# Start of Data

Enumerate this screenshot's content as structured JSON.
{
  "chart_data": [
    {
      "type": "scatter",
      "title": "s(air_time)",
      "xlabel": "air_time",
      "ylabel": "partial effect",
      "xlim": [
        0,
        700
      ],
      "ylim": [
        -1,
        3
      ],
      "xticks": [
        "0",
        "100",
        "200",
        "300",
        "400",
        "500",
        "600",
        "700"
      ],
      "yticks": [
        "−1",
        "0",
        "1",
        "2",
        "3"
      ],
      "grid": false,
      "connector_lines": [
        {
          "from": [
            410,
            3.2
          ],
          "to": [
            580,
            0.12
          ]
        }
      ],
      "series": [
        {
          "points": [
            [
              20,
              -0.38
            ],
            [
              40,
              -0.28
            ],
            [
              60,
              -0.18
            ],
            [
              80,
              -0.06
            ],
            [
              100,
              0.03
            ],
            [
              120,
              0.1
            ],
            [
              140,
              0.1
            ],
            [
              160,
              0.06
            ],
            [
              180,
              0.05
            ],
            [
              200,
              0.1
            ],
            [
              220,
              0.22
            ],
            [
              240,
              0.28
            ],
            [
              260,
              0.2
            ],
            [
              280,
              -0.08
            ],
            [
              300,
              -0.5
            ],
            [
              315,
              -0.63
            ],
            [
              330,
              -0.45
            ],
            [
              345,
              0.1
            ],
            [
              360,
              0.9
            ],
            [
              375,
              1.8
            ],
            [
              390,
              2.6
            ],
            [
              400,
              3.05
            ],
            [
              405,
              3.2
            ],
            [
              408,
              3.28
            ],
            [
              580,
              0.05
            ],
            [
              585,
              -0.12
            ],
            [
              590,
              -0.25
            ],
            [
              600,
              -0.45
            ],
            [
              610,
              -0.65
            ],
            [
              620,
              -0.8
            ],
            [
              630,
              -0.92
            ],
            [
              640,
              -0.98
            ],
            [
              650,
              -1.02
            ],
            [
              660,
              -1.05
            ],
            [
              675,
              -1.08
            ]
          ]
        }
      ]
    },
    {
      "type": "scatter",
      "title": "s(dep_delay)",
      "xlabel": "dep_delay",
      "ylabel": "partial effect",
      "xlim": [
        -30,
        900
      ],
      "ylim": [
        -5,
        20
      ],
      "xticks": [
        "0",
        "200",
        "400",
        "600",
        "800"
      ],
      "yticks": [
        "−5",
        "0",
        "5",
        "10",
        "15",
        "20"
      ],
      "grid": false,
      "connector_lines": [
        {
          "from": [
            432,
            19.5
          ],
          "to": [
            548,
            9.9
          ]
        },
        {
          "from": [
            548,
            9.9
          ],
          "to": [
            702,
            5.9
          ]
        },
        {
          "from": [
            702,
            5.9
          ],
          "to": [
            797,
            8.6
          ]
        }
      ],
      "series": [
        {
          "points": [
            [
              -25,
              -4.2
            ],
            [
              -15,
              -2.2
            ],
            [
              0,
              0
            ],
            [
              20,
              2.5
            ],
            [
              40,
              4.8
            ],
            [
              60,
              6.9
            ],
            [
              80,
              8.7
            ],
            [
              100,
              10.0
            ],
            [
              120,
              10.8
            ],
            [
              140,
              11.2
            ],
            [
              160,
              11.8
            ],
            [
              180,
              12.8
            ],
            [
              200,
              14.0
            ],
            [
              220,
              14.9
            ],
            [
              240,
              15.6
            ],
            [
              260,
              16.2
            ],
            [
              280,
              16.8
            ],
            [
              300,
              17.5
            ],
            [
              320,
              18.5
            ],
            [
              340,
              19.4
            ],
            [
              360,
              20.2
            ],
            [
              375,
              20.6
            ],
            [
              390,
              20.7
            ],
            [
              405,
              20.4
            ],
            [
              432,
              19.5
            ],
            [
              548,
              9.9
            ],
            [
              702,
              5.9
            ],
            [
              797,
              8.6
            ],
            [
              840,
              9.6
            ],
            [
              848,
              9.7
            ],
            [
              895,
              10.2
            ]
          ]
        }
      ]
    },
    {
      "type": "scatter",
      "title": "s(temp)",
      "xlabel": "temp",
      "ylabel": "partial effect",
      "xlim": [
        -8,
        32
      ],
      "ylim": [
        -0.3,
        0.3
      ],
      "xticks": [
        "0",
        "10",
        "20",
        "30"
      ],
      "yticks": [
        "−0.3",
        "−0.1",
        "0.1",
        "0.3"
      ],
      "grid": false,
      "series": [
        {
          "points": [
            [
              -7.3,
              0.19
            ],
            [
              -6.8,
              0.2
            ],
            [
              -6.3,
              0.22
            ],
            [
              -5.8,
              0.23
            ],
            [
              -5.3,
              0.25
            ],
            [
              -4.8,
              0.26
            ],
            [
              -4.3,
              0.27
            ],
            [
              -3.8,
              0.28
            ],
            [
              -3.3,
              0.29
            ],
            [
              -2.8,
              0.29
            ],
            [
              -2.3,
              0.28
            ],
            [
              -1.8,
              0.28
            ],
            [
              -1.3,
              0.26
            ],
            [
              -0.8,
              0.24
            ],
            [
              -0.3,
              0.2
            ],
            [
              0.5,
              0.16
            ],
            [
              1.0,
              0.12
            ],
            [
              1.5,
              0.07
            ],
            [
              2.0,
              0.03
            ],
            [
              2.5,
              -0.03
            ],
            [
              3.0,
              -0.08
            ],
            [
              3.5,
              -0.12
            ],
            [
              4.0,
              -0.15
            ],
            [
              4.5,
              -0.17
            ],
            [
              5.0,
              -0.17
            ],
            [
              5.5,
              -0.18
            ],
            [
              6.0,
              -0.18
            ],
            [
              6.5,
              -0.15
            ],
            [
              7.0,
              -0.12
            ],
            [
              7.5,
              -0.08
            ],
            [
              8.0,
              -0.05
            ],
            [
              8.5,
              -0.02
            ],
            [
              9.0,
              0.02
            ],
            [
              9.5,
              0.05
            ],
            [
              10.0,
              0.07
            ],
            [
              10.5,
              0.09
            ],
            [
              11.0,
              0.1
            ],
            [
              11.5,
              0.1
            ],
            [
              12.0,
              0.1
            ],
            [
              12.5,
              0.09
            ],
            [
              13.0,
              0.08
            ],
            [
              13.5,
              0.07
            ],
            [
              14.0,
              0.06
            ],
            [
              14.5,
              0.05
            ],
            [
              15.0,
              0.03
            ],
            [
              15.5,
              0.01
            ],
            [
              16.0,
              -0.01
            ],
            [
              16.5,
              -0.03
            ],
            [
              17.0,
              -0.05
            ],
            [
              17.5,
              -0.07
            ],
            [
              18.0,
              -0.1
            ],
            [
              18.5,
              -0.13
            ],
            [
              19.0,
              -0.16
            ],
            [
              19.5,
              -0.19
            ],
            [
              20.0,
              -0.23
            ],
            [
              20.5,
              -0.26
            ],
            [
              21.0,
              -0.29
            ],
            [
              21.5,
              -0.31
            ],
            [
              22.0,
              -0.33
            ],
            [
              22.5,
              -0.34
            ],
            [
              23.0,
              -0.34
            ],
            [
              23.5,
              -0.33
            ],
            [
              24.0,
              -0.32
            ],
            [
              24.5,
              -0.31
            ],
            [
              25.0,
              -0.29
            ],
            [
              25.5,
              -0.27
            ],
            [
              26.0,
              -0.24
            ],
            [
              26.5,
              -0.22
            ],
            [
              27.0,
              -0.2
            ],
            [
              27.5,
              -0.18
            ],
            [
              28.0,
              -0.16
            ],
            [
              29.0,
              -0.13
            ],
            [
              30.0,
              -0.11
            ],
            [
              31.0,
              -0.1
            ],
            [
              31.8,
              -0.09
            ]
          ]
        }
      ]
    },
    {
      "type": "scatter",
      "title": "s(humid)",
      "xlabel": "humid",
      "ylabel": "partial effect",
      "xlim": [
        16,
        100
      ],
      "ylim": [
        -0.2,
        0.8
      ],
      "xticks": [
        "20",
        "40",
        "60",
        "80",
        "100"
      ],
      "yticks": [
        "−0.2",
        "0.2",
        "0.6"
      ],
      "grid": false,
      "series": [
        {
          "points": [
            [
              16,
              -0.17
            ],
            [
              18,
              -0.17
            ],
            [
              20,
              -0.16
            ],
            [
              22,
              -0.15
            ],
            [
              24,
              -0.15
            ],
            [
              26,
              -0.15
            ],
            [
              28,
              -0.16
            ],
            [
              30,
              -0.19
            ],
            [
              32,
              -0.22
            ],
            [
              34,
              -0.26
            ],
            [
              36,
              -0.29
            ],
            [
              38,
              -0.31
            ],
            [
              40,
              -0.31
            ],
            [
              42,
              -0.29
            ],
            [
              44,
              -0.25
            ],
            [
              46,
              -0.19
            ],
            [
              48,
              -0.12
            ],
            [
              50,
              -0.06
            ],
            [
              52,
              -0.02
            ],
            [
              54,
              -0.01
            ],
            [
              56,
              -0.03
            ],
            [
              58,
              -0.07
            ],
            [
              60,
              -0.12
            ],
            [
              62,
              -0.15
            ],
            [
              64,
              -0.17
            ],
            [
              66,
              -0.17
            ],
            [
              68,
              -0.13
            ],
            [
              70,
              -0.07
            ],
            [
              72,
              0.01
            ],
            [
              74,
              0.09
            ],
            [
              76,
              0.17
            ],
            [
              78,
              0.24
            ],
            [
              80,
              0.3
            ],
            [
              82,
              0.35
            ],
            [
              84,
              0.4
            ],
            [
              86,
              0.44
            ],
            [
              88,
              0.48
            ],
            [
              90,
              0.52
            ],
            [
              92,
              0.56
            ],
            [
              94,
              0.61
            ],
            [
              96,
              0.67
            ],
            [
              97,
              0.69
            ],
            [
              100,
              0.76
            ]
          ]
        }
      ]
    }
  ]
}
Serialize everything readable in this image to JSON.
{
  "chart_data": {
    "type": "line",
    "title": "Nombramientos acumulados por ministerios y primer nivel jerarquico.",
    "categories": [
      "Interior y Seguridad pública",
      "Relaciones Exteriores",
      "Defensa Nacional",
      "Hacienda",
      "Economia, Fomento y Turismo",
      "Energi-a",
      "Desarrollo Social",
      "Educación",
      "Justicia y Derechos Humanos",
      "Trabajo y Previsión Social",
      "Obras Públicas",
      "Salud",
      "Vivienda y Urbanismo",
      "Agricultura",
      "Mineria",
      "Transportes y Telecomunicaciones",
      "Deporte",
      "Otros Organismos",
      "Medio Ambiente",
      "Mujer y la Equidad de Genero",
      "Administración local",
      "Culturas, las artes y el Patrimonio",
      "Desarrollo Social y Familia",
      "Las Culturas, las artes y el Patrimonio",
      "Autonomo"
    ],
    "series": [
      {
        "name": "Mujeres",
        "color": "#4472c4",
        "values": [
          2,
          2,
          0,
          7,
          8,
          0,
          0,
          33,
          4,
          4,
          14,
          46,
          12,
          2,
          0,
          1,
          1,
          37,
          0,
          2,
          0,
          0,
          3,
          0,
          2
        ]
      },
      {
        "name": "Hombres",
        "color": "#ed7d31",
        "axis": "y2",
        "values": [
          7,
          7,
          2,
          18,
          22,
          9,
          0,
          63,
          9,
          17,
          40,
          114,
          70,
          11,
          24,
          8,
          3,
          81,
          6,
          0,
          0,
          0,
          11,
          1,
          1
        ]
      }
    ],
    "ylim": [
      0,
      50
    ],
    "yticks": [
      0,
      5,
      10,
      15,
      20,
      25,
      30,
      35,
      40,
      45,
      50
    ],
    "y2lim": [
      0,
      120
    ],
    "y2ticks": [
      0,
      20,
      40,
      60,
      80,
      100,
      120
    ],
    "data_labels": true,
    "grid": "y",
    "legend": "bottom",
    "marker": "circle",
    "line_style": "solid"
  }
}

# End of Data

• **What to do**: Reproduce the lines of the entries above exactly, but only from the line containing "Serialize everything readable" through the final line.

• **Solution**:
Serialize everything readable in this image to JSON.
{
  "chart_data": {
    "type": "line",
    "title": "Nombramientos acumulados por ministerios y primer nivel jerarquico.",
    "categories": [
      "Interior y Seguridad pública",
      "Relaciones Exteriores",
      "Defensa Nacional",
      "Hacienda",
      "Economia, Fomento y Turismo",
      "Energi-a",
      "Desarrollo Social",
      "Educación",
      "Justicia y Derechos Humanos",
      "Trabajo y Previsión Social",
      "Obras Públicas",
      "Salud",
      "Vivienda y Urbanismo",
      "Agricultura",
      "Mineria",
      "Transportes y Telecomunicaciones",
      "Deporte",
      "Otros Organismos",
      "Medio Ambiente",
      "Mujer y la Equidad de Genero",
      "Administración local",
      "Culturas, las artes y el Patrimonio",
      "Desarrollo Social y Familia",
      "Las Culturas, las artes y el Patrimonio",
      "Autonomo"
    ],
    "series": [
      {
        "name": "Mujeres",
        "color": "#4472c4",
        "values": [
          2,
          2,
          0,
          7,
          8,
          0,
          0,
          33,
          4,
          4,
          14,
          46,
          12,
          2,
          0,
          1,
          1,
          37,
          0,
          2,
          0,
          0,
          3,
          0,
          2
        ]
      },
      {
        "name": "Hombres",
        "color": "#ed7d31",
        "axis": "y2",
        "values": [
          7,
          7,
          2,
          18,
          22,
          9,
          0,
          63,
          9,
          17,
          40,
          114,
          70,
          11,
          24,
          8,
          3,
          81,
          6,
          0,
          0,
          0,
          11,
          1,
          1
        ]
      }
    ],
    "ylim": [
      0,
      50
    ],
    "yticks": [
      0,
      5,
      10,
      15,
      20,
      25,
      30,
      35,
      40,
      45,
      50
    ],
    "y2lim": [
      0,
      120
    ],
    "y2ticks": [
      0,
      20,
      40,
      60,
      80,
      100,
      120
    ],
    "data_labels": true,
    "grid": "y",
    "legend": "bottom",
    "marker": "circle",
    "line_style": "solid"
  }
}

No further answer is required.